Exactly reproduce each line of the listing that follows.

Records excerpted from a collection:
================================
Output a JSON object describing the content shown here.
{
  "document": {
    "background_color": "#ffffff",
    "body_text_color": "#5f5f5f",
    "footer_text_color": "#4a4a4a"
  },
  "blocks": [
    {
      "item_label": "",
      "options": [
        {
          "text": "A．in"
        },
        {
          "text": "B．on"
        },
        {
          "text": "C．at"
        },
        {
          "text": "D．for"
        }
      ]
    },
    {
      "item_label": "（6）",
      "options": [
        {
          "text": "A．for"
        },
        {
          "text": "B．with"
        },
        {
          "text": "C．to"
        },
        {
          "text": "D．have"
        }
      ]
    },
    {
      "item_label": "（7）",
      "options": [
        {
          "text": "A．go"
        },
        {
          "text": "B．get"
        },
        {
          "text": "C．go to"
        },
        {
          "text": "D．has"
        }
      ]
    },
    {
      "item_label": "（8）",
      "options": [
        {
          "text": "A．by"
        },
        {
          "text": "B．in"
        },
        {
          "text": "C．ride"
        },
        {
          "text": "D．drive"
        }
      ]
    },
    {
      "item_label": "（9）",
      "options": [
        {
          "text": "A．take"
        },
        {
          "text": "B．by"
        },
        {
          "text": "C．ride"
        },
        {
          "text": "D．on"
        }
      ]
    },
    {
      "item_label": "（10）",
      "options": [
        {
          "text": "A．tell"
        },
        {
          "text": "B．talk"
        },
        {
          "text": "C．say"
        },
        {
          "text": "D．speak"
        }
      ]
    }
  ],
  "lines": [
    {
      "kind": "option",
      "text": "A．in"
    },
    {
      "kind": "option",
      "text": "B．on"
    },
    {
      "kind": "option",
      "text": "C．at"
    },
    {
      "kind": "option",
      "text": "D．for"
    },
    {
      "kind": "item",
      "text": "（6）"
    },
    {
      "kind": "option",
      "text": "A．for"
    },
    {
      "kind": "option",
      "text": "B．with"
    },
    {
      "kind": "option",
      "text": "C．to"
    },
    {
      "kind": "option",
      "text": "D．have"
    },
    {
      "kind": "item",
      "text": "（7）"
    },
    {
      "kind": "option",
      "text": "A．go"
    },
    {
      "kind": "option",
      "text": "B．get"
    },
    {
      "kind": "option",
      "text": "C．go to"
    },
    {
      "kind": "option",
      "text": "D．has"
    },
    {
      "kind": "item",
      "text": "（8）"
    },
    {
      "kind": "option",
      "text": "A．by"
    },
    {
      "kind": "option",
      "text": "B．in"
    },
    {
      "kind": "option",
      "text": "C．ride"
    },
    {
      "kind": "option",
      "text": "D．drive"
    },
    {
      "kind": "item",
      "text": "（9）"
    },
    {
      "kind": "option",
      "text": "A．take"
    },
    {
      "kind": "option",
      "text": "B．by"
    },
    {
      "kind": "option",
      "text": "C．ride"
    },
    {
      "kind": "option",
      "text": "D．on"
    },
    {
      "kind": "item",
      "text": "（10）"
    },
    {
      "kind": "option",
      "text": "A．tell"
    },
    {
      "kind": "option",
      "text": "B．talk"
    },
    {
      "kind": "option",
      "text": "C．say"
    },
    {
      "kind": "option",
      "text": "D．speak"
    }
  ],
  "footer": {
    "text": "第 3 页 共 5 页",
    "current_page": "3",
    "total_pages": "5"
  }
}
================================
Expected answer:
Output a JSON object describing the content shown here.
{
  "document": {
    "background_color": "#ffffff",
    "body_text_color": "#5f5f5f",
    "footer_text_color": "#4a4a4a"
  },
  "blocks": [
    {
      "item_label": "",
      "options": [
        {
          "text": "A．in"
        },
        {
          "text": "B．on"
        },
        {
          "text": "C．at"
        },
        {
          "text": "D．for"
        }
      ]
    },
    {
      "item_label": "（6）",
      "options": [
        {
          "text": "A．for"
        },
        {
          "text": "B．with"
        },
        {
          "text": "C．to"
        },
        {
          "text": "D．have"
        }
      ]
    },
    {
      "item_label": "（7）",
      "options": [
        {
          "text": "A．go"
        },
        {
          "text": "B．get"
        },
        {
          "text": "C．go to"
        },
        {
          "text": "D．has"
        }
      ]
    },
    {
      "item_label": "（8）",
      "options": [
        {
          "text": "A．by"
        },
        {
          "text": "B．in"
        },
        {
          "text": "C．ride"
        },
        {
          "text": "D．drive"
        }
      ]
    },
    {
      "item_label": "（9）",
      "options": [
        {
          "text": "A．take"
        },
        {
          "text": "B．by"
        },
        {
          "text": "C．ride"
        },
        {
          "text": "D．on"
        }
      ]
    },
    {
      "item_label": "（10）",
      "options": [
        {
          "text": "A．tell"
        },
        {
          "text": "B．talk"
        },
        {
          "text": "C．say"
        },
        {
          "text": "D．speak"
        }
      ]
    }
  ],
  "lines": [
    {
      "kind": "option",
      "text": "A．in"
    },
    {
      "kind": "option",
      "text": "B．on"
    },
    {
      "kind": "option",
      "text": "C．at"
    },
    {
      "kind": "option",
      "text": "D．for"
    },
    {
      "kind": "item",
      "text": "（6）"
    },
    {
      "kind": "option",
      "text": "A．for"
    },
    {
      "kind": "option",
      "text": "B．with"
    },
    {
      "kind": "option",
      "text": "C．to"
    },
    {
      "kind": "option",
      "text": "D．have"
    },
    {
      "kind": "item",
      "text": "（7）"
    },
    {
      "kind": "option",
      "text": "A．go"
    },
    {
      "kind": "option",
      "text": "B．get"
    },
    {
      "kind": "option",
      "text": "C．go to"
    },
    {
      "kind": "option",
      "text": "D．has"
    },
    {
      "kind": "item",
      "text": "（8）"
    },
    {
      "kind": "option",
      "text": "A．by"
    },
    {
      "kind": "option",
      "text": "B．in"
    },
    {
      "kind": "option",
      "text": "C．ride"
    },
    {
      "kind": "option",
      "text": "D．drive"
    },
    {
      "kind": "item",
      "text": "（9）"
    },
    {
      "kind": "option",
      "text": "A．take"
    },
    {
      "kind": "option",
      "text": "B．by"
    },
    {
      "kind": "option",
      "text": "C．ride"
    },
    {
      "kind": "option",
      "text": "D．on"
    },
    {
      "kind": "item",
      "text": "（10）"
    },
    {
      "kind": "option",
      "text": "A．tell"
    },
    {
      "kind": "option",
      "text": "B．talk"
    },
    {
      "kind": "option",
      "text": "C．say"
    },
    {
      "kind": "option",
      "text": "D．speak"
    }
  ],
  "footer": {
    "text": "第 3 页 共 5 页",
    "current_page": "3",
    "total_pages": "5"
  }
}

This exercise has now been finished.